▶ _DIRECTION_: Spot each line in the records below where the word "Total" occurs, then copy it.

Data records
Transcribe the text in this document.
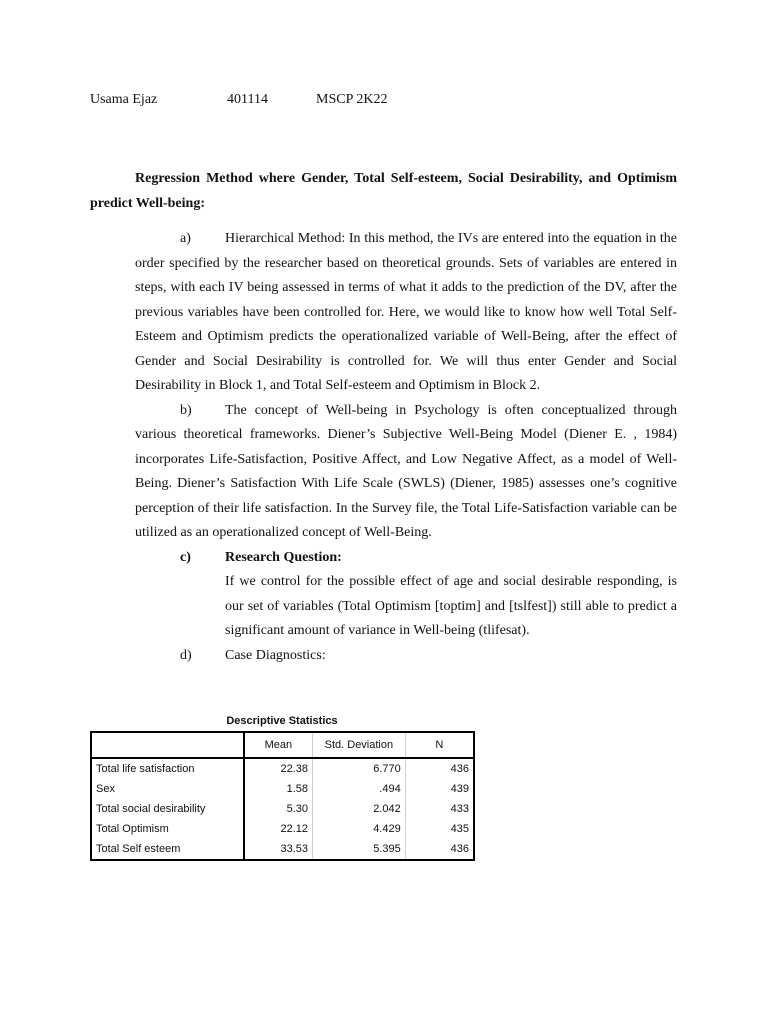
Usama Ejaz	401114	MSCP 2K22
Regression Method where Gender, Total Self-esteem, Social Desirability, and Optimism predict Well-being:
a)	Hierarchical Method: In this method, the IVs are entered into the equation in the order specified by the researcher based on theoretical grounds. Sets of variables are entered in steps, with each IV being assessed in terms of what it adds to the prediction of the DV, after the previous variables have been controlled for. Here, we would like to know how well Total Self-Esteem and Optimism predicts the operationalized variable of Well-Being, after the effect of Gender and Social Desirability is controlled for. We will thus enter Gender and Social Desirability in Block 1, and Total Self-esteem and Optimism in Block 2.
b)	The concept of Well-being in Psychology is often conceptualized through various theoretical frameworks. Diener’s Subjective Well-Being Model (Diener E. , 1984) incorporates Life-Satisfaction, Positive Affect, and Low Negative Affect, as a model of Well-Being. Diener’s Satisfaction With Life Scale (SWLS) (Diener, 1985) assesses one’s cognitive perception of their life satisfaction. In the Survey file, the Total Life-Satisfaction variable can be utilized as an operationalized concept of Well-Being.
c)	Research Question:
If we control for the possible effect of age and social desirable responding, is our set of variables (Total Optimism [toptim] and [tslfest]) still able to predict a significant amount of variance in Well-being (tlifesat).
d)	Case Diagnostics:
Descriptive Statistics
	Mean	Std. Deviation	N
Total life satisfaction	22.38	6.770	436
Sex	1.58	.494	439
Total social desirability	5.30	2.042	433
Total Optimism	22.12	4.429	435
Total Self esteem	33.53	5.395	436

▶ _WRITTEN RESPONSE_:
Regression Method where Gender, Total Self-esteem, Social Desirability, and Optimism predict Well-being:
a)	Hierarchical Method: In this method, the IVs are entered into the equation in the order specified by the researcher based on theoretical grounds. Sets of variables are entered in steps, with each IV being assessed in terms of what it adds to the prediction of the DV, after the previous variables have been controlled for. Here, we would like to know how well Total Self-Esteem and Optimism predicts the operationalized variable of Well-Being, after the effect of Gender and Social Desirability is controlled for. We will thus enter Gender and Social Desirability in Block 1, and Total Self-esteem and Optimism in Block 2.
b)	The concept of Well-being in Psychology is often conceptualized through various theoretical frameworks. Diener’s Subjective Well-Being Model (Diener E. , 1984) incorporates Life-Satisfaction, Positive Affect, and Low Negative Affect, as a model of Well-Being. Diener’s Satisfaction With Life Scale (SWLS) (Diener, 1985) assesses one’s cognitive perception of their life satisfaction. In the Survey file, the Total Life-Satisfaction variable can be utilized as an operationalized concept of Well-Being.
If we control for the possible effect of age and social desirable responding, is our set of variables (Total Optimism [toptim] and [tslfest]) still able to predict a significant amount of variance in Well-being (tlifesat).
Total life satisfaction	22.38	6.770	436
Total social desirability	5.30	2.042	433
Total Optimism	22.12	4.429	435
Total Self esteem	33.53	5.395	436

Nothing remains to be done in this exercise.